Below are the records; locate each line with the word "value" and copy it.
--- begin ---
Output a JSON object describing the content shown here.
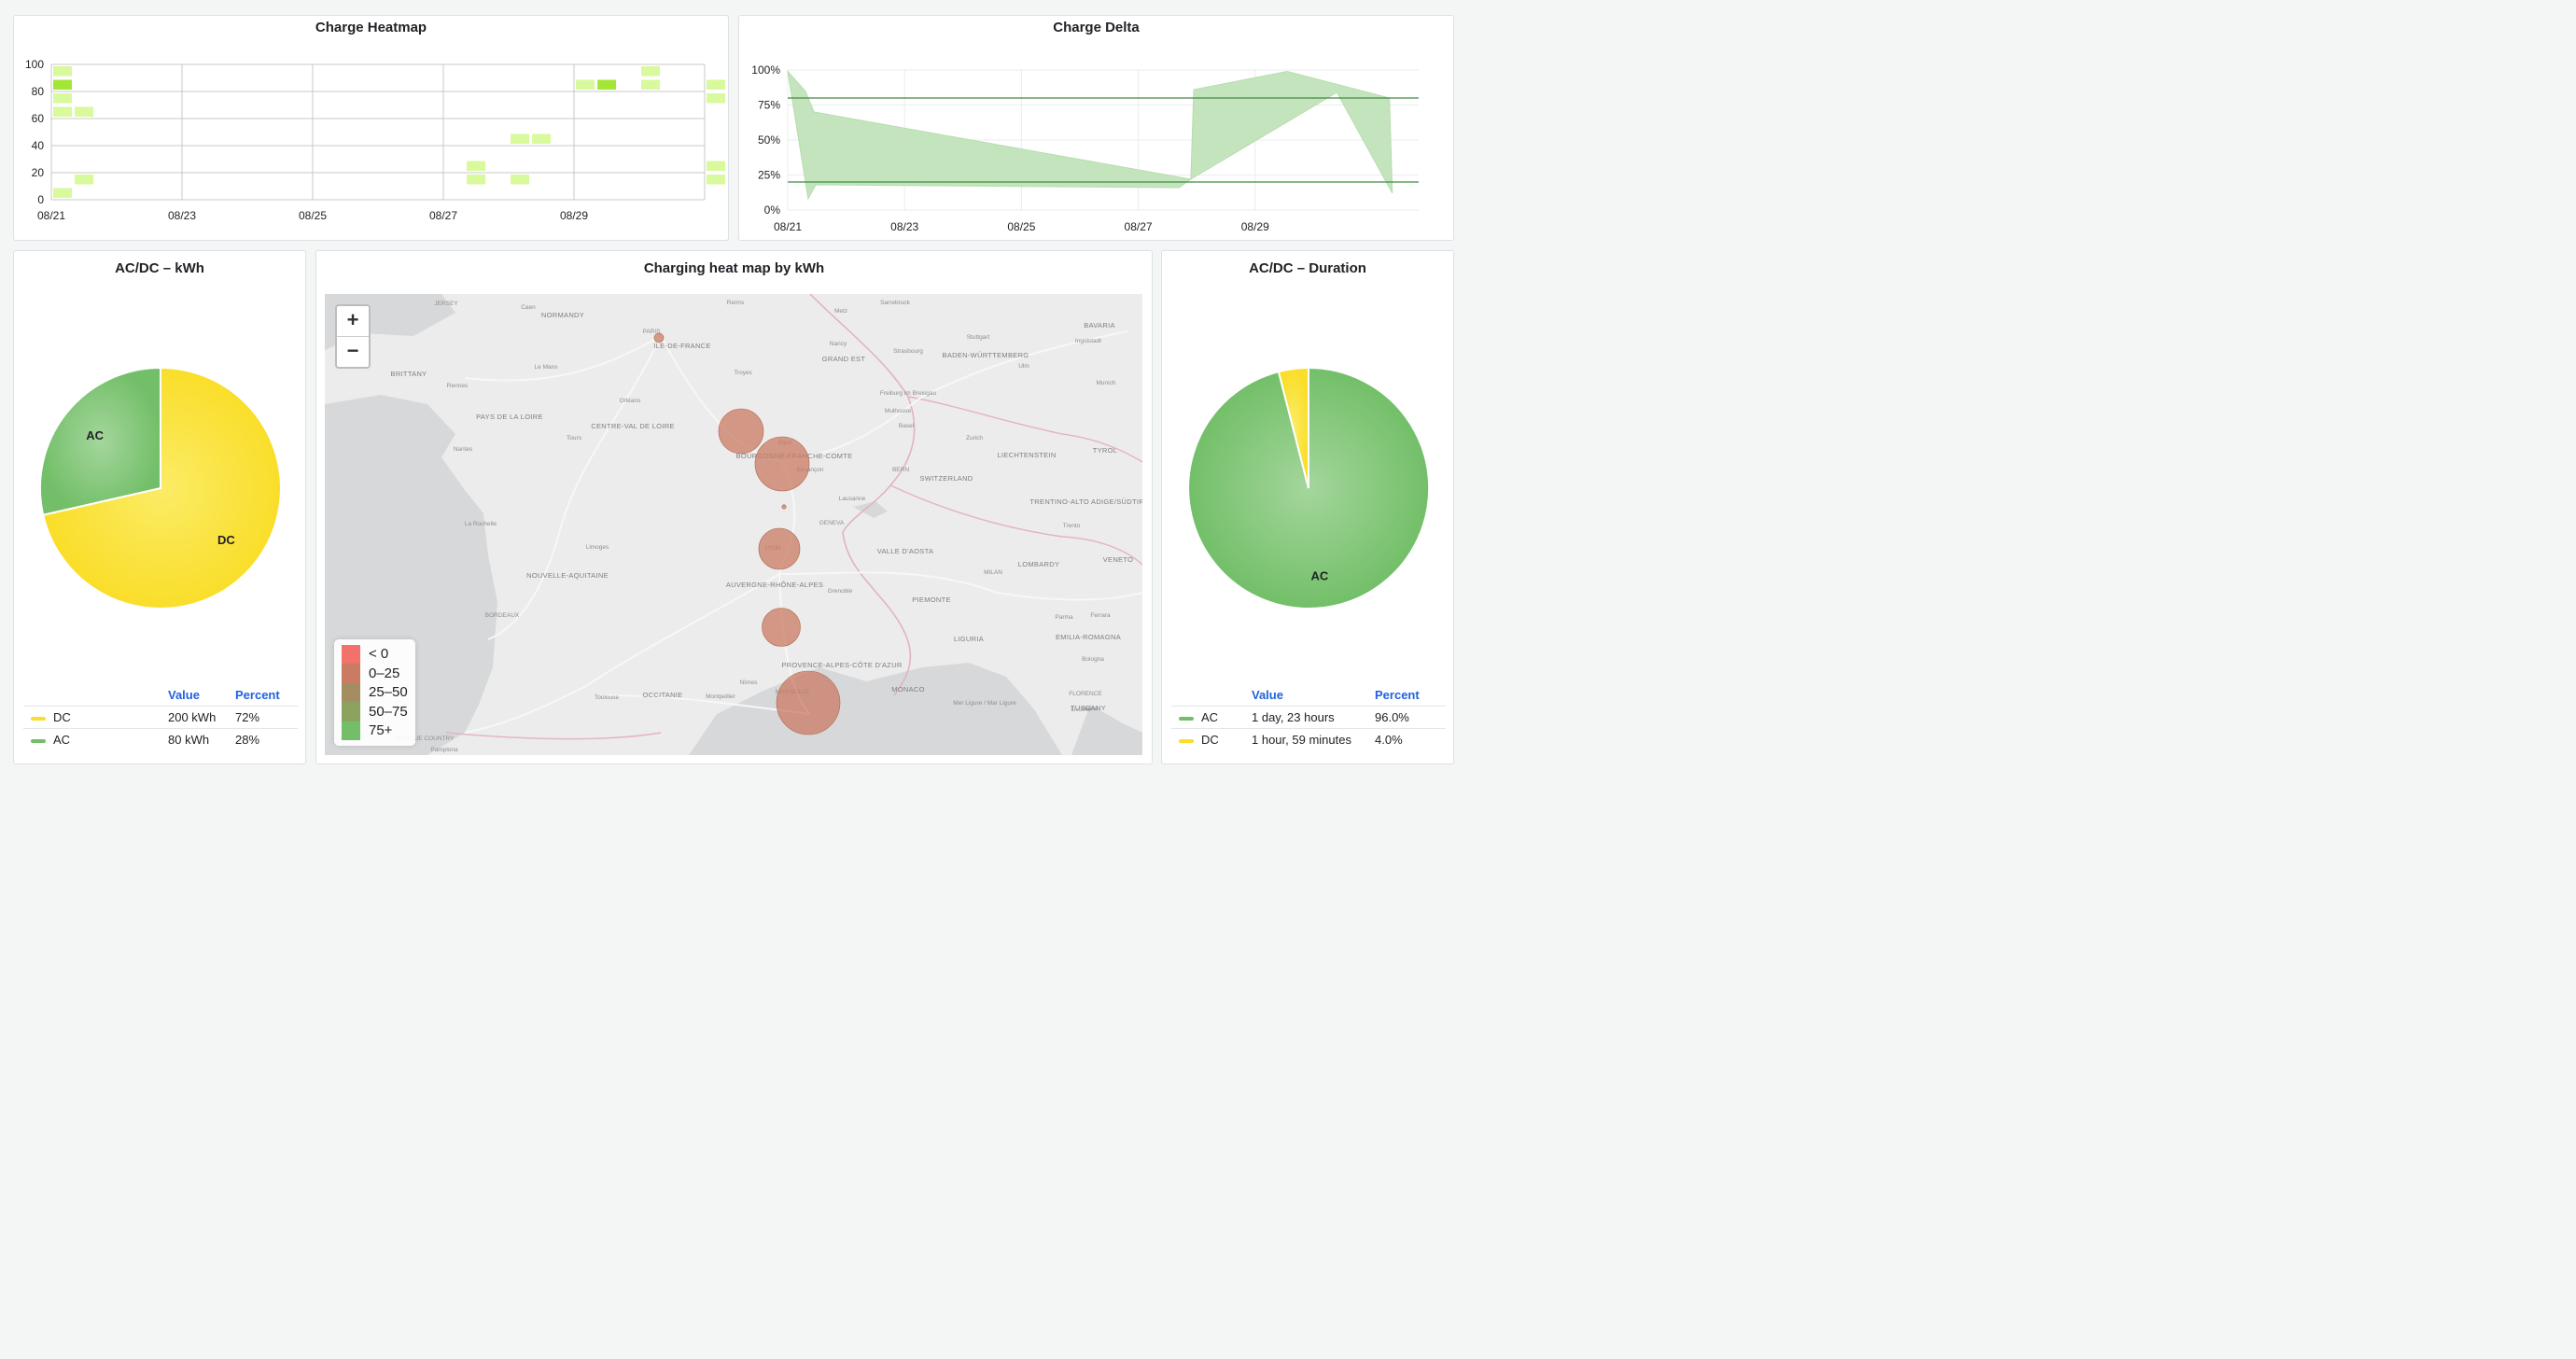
{
  "panels": {
    "heatmap_title": "Charge Heatmap",
    "delta_title": "Charge Delta",
    "acdc_kwh_title": "AC/DC – kWh",
    "map_title": "Charging heat map by kWh",
    "acdc_duration_title": "AC/DC – Duration"
  },
  "colors": {
    "green": "#73bf69",
    "yellow": "#fade2a",
    "heat_light": "#d9f99d",
    "heat_bright": "#a3e635",
    "map_bubble": "#c97b63",
    "link_blue": "#1f62e0"
  },
  "chart_data": [
    {
      "type": "heatmap",
      "title": "Charge Heatmap",
      "x_ticks": [
        "08/21",
        "08/23",
        "08/25",
        "08/27",
        "08/29"
      ],
      "y_ticks": [
        "0",
        "20",
        "40",
        "60",
        "80",
        "100"
      ],
      "ylim": [
        0,
        100
      ],
      "cells": [
        {
          "x": "08/21",
          "y": 95,
          "level": "low"
        },
        {
          "x": "08/21",
          "y": 85,
          "level": "high"
        },
        {
          "x": "08/21",
          "y": 75,
          "level": "low"
        },
        {
          "x": "08/21",
          "y": 65,
          "level": "low"
        },
        {
          "x": "08/21",
          "y": 5,
          "level": "low"
        },
        {
          "x": "08/21 12h",
          "y": 65,
          "level": "low"
        },
        {
          "x": "08/21 12h",
          "y": 15,
          "level": "low"
        },
        {
          "x": "08/27 12h",
          "y": 25,
          "level": "low"
        },
        {
          "x": "08/27 12h",
          "y": 15,
          "level": "low"
        },
        {
          "x": "08/28",
          "y": 45,
          "level": "low"
        },
        {
          "x": "08/28",
          "y": 15,
          "level": "low"
        },
        {
          "x": "08/28 12h",
          "y": 45,
          "level": "low"
        },
        {
          "x": "08/29",
          "y": 85,
          "level": "low"
        },
        {
          "x": "08/29 12h",
          "y": 85,
          "level": "high"
        },
        {
          "x": "08/30",
          "y": 95,
          "level": "low"
        },
        {
          "x": "08/30",
          "y": 85,
          "level": "low"
        },
        {
          "x": "08/31",
          "y": 85,
          "level": "low"
        },
        {
          "x": "08/31",
          "y": 75,
          "level": "low"
        },
        {
          "x": "08/31",
          "y": 25,
          "level": "low"
        },
        {
          "x": "08/31",
          "y": 15,
          "level": "low"
        }
      ]
    },
    {
      "type": "area",
      "title": "Charge Delta",
      "x_ticks": [
        "08/21",
        "08/23",
        "08/25",
        "08/27",
        "08/29"
      ],
      "y_ticks": [
        "0%",
        "25%",
        "50%",
        "75%",
        "100%"
      ],
      "ylim": [
        0,
        100
      ],
      "upper": [
        [
          0.0,
          99
        ],
        [
          0.3,
          85
        ],
        [
          0.45,
          70
        ],
        [
          6.9,
          22
        ],
        [
          6.95,
          86
        ],
        [
          8.55,
          99
        ],
        [
          10.3,
          80
        ],
        [
          10.35,
          12
        ]
      ],
      "lower": [
        [
          10.35,
          12
        ],
        [
          9.4,
          84
        ],
        [
          6.9,
          22
        ],
        [
          6.7,
          16
        ],
        [
          0.48,
          18
        ],
        [
          0.35,
          8
        ],
        [
          0.0,
          99
        ]
      ],
      "thresholds": [
        80,
        20
      ]
    },
    {
      "type": "pie",
      "title": "AC/DC – kWh",
      "slices": [
        {
          "label": "DC",
          "value": 200,
          "display": "200 kWh",
          "percent": "72%",
          "color": "#fade2a"
        },
        {
          "label": "AC",
          "value": 80,
          "display": "80 kWh",
          "percent": "28%",
          "color": "#73bf69"
        }
      ],
      "legend_headers": {
        "value": "Value",
        "percent": "Percent"
      }
    },
    {
      "type": "pie",
      "title": "AC/DC – Duration",
      "slices": [
        {
          "label": "AC",
          "value": 96.0,
          "display": "1 day, 23 hours",
          "percent": "96.0%",
          "color": "#73bf69"
        },
        {
          "label": "DC",
          "value": 4.0,
          "display": "1 hour, 59 minutes",
          "percent": "4.0%",
          "color": "#fade2a"
        }
      ],
      "legend_headers": {
        "value": "Value",
        "percent": "Percent"
      }
    }
  ],
  "map": {
    "zoom_in": "+",
    "zoom_out": "−",
    "legend": [
      {
        "label": "< 0",
        "color": "#f2716b"
      },
      {
        "label": "0–25",
        "color": "#c97b63"
      },
      {
        "label": "25–50",
        "color": "#a58d62"
      },
      {
        "label": "50–75",
        "color": "#8ba35f"
      },
      {
        "label": "75+",
        "color": "#73bf69"
      }
    ],
    "labels": [
      {
        "text": "NORMANDY",
        "region": true
      },
      {
        "text": "ILE-DE-FRANCE",
        "region": true
      },
      {
        "text": "BRITTANY",
        "region": true
      },
      {
        "text": "PAYS DE LA LOIRE",
        "region": true
      },
      {
        "text": "CENTRE-VAL DE LOIRE",
        "region": true
      },
      {
        "text": "BOURGOGNE-FRANCHE-COMTE",
        "region": true
      },
      {
        "text": "GRAND EST",
        "region": true
      },
      {
        "text": "BADEN-WÜRTTEMBERG",
        "region": true
      },
      {
        "text": "BAVARIA",
        "region": true
      },
      {
        "text": "LIECHTENSTEIN",
        "region": true
      },
      {
        "text": "SWITZERLAND",
        "region": true
      },
      {
        "text": "TYROL",
        "region": true
      },
      {
        "text": "TRENTINO-ALTO ADIGE/SÜDTIROL",
        "region": true
      },
      {
        "text": "NOUVELLE-AQUITAINE",
        "region": true
      },
      {
        "text": "AUVERGNE-RHÔNE-ALPES",
        "region": true
      },
      {
        "text": "VALLE D'AOSTA",
        "region": true
      },
      {
        "text": "LOMBARDY",
        "region": true
      },
      {
        "text": "VENETO",
        "region": true
      },
      {
        "text": "PIEMONTE",
        "region": true
      },
      {
        "text": "OCCITANIE",
        "region": true
      },
      {
        "text": "PROVENCE-ALPES-CÔTE D'AZUR",
        "region": true
      },
      {
        "text": "LIGURIA",
        "region": true
      },
      {
        "text": "EMILIA-ROMAGNA",
        "region": true
      },
      {
        "text": "TUSCANY",
        "region": true
      },
      {
        "text": "MONACO",
        "region": true
      },
      {
        "text": "PARIS",
        "region": false
      },
      {
        "text": "LYON",
        "region": false
      },
      {
        "text": "GENEVA",
        "region": false
      },
      {
        "text": "JERSEY",
        "region": false
      },
      {
        "text": "SAARLAND",
        "region": false
      },
      {
        "text": "Caen",
        "region": false
      },
      {
        "text": "Rennes",
        "region": false
      },
      {
        "text": "Le Mans",
        "region": false
      },
      {
        "text": "Orléans",
        "region": false
      },
      {
        "text": "Tours",
        "region": false
      },
      {
        "text": "Nantes",
        "region": false
      },
      {
        "text": "La Rochelle",
        "region": false
      },
      {
        "text": "Limoges",
        "region": false
      },
      {
        "text": "BORDEAUX",
        "region": false
      },
      {
        "text": "Toulouse",
        "region": false
      },
      {
        "text": "Montpellier",
        "region": false
      },
      {
        "text": "Nîmes",
        "region": false
      },
      {
        "text": "MARSEILLE",
        "region": false
      },
      {
        "text": "Dijon",
        "region": false
      },
      {
        "text": "Besançon",
        "region": false
      },
      {
        "text": "Troyes",
        "region": false
      },
      {
        "text": "Reims",
        "region": false
      },
      {
        "text": "Metz",
        "region": false
      },
      {
        "text": "Nancy",
        "region": false
      },
      {
        "text": "Strasbourg",
        "region": false
      },
      {
        "text": "Stuttgart",
        "region": false
      },
      {
        "text": "Ulm",
        "region": false
      },
      {
        "text": "Munich",
        "region": false
      },
      {
        "text": "Freiburg im Breisgau",
        "region": false
      },
      {
        "text": "Mulhouse",
        "region": false
      },
      {
        "text": "Basel",
        "region": false
      },
      {
        "text": "Zurich",
        "region": false
      },
      {
        "text": "BERN",
        "region": false
      },
      {
        "text": "Lausanne",
        "region": false
      },
      {
        "text": "Grenoble",
        "region": false
      },
      {
        "text": "MILAN",
        "region": false
      },
      {
        "text": "Parma",
        "region": false
      },
      {
        "text": "Ferrara",
        "region": false
      },
      {
        "text": "Bologna",
        "region": false
      },
      {
        "text": "FLORENCE",
        "region": false
      },
      {
        "text": "Livorno",
        "region": false
      },
      {
        "text": "Siena",
        "region": false
      },
      {
        "text": "Trento",
        "region": false
      },
      {
        "text": "Ingolstadt",
        "region": false
      },
      {
        "text": "Sarrebruck",
        "region": false
      },
      {
        "text": "Pamplona",
        "region": false
      },
      {
        "text": "BASQUE COUNTRY",
        "region": false
      },
      {
        "text": "Mer Ligure / Mar Ligure",
        "region": false
      }
    ]
  }
}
--- end ---
* Finished task
          "value": 200,
          "value": 80,
        "value": "Value",
          "value": 96.0,
          "value": 4.0,
        "value": "Value",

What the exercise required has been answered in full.